— begin Given entries —
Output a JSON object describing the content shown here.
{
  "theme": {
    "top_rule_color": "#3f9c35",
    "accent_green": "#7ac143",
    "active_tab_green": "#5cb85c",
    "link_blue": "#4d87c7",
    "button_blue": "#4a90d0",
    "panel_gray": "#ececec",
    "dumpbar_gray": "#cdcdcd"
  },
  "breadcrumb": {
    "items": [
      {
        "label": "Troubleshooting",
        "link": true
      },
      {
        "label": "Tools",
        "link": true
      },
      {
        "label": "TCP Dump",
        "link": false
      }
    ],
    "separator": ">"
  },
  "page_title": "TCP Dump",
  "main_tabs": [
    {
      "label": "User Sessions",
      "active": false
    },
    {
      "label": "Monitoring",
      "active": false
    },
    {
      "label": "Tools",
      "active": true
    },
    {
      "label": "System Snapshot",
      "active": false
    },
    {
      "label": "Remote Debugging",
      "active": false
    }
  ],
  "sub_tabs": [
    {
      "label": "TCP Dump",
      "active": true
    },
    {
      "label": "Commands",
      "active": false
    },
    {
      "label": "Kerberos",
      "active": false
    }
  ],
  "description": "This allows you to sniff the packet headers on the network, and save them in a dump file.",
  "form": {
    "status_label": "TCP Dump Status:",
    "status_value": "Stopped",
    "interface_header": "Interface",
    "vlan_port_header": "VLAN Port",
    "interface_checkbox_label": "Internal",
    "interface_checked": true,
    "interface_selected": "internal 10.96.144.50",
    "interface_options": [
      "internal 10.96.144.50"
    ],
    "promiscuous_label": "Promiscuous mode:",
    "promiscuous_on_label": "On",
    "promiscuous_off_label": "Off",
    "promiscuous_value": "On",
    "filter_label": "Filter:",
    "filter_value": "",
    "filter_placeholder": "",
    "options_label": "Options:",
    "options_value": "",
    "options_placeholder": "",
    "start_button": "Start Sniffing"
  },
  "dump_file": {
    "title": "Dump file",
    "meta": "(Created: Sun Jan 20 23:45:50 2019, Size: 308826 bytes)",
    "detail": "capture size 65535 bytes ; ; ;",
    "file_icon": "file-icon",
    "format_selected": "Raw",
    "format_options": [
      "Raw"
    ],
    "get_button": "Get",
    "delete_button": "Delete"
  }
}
— end Given entries —
**Given instruction**
The records above should all be quoted exactly, please.

**Written solution**
Output a JSON object describing the content shown here.
{
  "theme": {
    "top_rule_color": "#3f9c35",
    "accent_green": "#7ac143",
    "active_tab_green": "#5cb85c",
    "link_blue": "#4d87c7",
    "button_blue": "#4a90d0",
    "panel_gray": "#ececec",
    "dumpbar_gray": "#cdcdcd"
  },
  "breadcrumb": {
    "items": [
      {
        "label": "Troubleshooting",
        "link": true
      },
      {
        "label": "Tools",
        "link": true
      },
      {
        "label": "TCP Dump",
        "link": false
      }
    ],
    "separator": ">"
  },
  "page_title": "TCP Dump",
  "main_tabs": [
    {
      "label": "User Sessions",
      "active": false
    },
    {
      "label": "Monitoring",
      "active": false
    },
    {
      "label": "Tools",
      "active": true
    },
    {
      "label": "System Snapshot",
      "active": false
    },
    {
      "label": "Remote Debugging",
      "active": false
    }
  ],
  "sub_tabs": [
    {
      "label": "TCP Dump",
      "active": true
    },
    {
      "label": "Commands",
      "active": false
    },
    {
      "label": "Kerberos",
      "active": false
    }
  ],
  "description": "This allows you to sniff the packet headers on the network, and save them in a dump file.",
  "form": {
    "status_label": "TCP Dump Status:",
    "status_value": "Stopped",
    "interface_header": "Interface",
    "vlan_port_header": "VLAN Port",
    "interface_checkbox_label": "Internal",
    "interface_checked": true,
    "interface_selected": "internal 10.96.144.50",
    "interface_options": [
      "internal 10.96.144.50"
    ],
    "promiscuous_label": "Promiscuous mode:",
    "promiscuous_on_label": "On",
    "promiscuous_off_label": "Off",
    "promiscuous_value": "On",
    "filter_label": "Filter:",
    "filter_value": "",
    "filter_placeholder": "",
    "options_label": "Options:",
    "options_value": "",
    "options_placeholder": "",
    "start_button": "Start Sniffing"
  },
  "dump_file": {
    "title": "Dump file",
    "meta": "(Created: Sun Jan 20 23:45:50 2019, Size: 308826 bytes)",
    "detail": "capture size 65535 bytes ; ; ;",
    "file_icon": "file-icon",
    "format_selected": "Raw",
    "format_options": [
      "Raw"
    ],
    "get_button": "Get",
    "delete_button": "Delete"
  }
}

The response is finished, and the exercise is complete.